##### MATERIAL TO PROCESS #####

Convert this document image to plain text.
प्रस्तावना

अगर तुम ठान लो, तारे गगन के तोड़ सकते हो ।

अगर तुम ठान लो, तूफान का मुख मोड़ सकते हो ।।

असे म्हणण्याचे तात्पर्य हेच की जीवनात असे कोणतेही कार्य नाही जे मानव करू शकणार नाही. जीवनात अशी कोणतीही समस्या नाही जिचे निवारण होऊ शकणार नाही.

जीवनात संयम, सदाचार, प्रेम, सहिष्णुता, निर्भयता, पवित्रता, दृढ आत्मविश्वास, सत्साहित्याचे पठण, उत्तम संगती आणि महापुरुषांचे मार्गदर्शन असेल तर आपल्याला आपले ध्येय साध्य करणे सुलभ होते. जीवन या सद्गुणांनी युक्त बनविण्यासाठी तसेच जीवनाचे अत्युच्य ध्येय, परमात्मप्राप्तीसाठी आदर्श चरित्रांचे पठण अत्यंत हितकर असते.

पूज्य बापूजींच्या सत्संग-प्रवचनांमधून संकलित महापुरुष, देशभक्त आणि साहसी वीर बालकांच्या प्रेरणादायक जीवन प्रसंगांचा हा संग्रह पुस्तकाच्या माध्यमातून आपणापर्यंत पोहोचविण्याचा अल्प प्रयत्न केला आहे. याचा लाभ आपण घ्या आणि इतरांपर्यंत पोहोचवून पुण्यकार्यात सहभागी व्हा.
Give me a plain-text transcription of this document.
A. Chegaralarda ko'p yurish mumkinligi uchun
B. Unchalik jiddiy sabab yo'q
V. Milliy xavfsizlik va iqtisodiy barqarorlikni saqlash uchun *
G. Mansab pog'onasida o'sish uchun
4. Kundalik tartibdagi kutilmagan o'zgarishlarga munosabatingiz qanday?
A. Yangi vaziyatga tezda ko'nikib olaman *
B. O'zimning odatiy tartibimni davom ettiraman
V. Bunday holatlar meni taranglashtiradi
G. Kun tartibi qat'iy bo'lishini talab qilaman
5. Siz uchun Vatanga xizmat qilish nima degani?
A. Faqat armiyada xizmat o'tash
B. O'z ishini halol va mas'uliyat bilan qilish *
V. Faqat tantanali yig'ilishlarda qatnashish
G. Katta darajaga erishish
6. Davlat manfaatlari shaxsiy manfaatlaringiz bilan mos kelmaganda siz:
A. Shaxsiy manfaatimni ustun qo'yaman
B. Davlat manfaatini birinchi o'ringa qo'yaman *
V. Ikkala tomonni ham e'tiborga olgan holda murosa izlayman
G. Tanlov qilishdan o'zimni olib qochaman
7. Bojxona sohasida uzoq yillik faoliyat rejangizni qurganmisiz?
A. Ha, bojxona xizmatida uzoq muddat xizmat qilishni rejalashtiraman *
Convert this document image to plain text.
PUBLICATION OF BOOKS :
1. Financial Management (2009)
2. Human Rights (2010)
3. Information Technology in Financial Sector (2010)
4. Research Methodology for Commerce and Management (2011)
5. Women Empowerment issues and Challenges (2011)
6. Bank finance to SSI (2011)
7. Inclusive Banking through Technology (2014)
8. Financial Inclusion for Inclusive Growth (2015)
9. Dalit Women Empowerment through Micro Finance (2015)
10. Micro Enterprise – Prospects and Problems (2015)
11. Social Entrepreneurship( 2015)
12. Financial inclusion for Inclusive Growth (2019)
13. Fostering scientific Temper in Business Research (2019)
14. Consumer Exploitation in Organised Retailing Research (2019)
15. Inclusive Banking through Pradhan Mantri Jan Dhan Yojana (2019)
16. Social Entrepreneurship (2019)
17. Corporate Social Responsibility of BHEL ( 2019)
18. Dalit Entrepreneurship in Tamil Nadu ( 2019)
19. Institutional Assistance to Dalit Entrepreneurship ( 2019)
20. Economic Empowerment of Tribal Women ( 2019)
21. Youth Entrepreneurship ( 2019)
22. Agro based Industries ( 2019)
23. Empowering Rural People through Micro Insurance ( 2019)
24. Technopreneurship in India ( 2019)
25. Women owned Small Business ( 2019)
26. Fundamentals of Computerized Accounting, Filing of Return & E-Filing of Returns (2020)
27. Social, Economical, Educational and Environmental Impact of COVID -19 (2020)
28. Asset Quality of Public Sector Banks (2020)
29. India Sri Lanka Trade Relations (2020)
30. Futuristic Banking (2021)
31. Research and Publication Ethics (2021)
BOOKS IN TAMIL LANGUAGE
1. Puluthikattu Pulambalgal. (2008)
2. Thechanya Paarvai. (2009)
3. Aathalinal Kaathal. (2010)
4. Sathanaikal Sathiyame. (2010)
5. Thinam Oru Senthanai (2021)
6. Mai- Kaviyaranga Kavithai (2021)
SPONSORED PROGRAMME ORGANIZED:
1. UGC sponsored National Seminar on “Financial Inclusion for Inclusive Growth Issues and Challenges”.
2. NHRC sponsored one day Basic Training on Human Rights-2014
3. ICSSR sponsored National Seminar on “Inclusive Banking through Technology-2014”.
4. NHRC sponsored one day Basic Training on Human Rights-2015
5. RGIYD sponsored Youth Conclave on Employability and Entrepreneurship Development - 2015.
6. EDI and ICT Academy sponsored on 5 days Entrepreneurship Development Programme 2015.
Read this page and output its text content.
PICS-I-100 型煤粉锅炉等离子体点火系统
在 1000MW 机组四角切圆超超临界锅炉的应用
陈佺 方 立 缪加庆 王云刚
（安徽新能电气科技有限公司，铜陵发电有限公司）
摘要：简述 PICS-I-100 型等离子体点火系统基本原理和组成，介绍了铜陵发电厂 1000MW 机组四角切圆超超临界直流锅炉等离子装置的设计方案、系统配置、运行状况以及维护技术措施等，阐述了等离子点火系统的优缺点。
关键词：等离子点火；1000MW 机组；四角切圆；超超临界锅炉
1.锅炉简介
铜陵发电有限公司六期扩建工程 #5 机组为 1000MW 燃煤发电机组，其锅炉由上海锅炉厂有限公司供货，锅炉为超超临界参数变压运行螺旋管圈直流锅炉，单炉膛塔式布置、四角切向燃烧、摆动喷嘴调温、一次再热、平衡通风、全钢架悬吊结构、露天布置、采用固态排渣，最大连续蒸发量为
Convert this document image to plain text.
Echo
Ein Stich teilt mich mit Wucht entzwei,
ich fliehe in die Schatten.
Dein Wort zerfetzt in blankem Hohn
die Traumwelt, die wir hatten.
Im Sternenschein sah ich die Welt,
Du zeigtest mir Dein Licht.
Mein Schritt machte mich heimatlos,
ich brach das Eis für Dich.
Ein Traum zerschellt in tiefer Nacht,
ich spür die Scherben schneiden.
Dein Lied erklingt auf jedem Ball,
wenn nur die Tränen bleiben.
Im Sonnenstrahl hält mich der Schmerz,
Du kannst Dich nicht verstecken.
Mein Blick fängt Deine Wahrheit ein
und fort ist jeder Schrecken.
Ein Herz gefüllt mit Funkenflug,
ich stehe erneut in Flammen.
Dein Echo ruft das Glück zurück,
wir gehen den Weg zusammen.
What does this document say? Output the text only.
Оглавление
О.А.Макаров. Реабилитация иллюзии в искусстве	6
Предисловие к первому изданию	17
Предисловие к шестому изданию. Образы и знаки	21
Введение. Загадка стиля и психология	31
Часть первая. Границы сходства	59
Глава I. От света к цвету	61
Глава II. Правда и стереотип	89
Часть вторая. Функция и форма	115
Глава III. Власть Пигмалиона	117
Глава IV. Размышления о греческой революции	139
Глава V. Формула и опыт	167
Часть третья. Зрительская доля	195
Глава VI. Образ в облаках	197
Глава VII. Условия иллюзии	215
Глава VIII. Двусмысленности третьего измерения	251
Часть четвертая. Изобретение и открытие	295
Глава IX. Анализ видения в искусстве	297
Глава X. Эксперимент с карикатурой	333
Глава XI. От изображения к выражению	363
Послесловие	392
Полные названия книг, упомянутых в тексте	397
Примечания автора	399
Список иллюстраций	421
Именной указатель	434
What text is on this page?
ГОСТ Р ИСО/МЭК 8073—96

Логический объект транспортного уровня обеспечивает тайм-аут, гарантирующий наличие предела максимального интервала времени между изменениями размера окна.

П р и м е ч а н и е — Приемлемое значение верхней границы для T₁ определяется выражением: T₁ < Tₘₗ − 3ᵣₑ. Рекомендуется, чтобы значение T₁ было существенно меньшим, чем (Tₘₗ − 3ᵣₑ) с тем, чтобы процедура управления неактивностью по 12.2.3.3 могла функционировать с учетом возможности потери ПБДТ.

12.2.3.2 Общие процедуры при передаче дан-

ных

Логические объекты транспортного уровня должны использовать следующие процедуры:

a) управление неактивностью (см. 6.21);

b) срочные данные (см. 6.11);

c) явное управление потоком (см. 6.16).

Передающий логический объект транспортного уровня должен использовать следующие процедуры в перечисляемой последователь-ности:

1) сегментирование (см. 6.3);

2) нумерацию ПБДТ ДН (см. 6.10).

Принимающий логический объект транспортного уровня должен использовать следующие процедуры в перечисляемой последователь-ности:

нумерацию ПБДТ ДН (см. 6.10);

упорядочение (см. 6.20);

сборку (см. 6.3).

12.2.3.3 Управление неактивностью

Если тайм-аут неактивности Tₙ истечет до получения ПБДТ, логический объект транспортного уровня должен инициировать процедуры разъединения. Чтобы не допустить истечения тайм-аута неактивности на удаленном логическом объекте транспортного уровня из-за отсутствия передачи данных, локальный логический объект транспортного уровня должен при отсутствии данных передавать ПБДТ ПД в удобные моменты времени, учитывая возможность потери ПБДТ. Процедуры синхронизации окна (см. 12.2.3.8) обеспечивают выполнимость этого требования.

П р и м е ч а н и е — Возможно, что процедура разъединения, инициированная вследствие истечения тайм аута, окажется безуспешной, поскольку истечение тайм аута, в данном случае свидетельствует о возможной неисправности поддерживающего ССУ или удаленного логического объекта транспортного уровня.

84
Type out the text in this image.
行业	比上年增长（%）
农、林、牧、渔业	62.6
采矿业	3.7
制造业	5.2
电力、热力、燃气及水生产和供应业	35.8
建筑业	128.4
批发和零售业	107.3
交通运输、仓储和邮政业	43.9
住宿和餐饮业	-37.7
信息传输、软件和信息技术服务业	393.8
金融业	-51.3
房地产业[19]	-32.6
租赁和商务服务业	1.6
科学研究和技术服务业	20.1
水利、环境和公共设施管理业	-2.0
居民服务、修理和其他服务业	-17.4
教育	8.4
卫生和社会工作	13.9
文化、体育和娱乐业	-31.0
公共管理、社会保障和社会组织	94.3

#####

> GIVEN INSTRUCTION
From the entries above, extract every line where the word "Глава" appears.

> SOLUTION
Глава I. От света к цвету	61
Глава II. Правда и стереотип	89
Глава III. Власть Пигмалиона	117
Глава IV. Размышления о греческой революции	139
Глава V. Формула и опыт	167
Глава VI. Образ в облаках	197
Глава VII. Условия иллюзии	215
Глава VIII. Двусмысленности третьего измерения	251
Глава IX. Анализ видения в искусстве	297
Глава X. Эксперимент с карикатурой	333
Глава XI. От изображения к выражению	363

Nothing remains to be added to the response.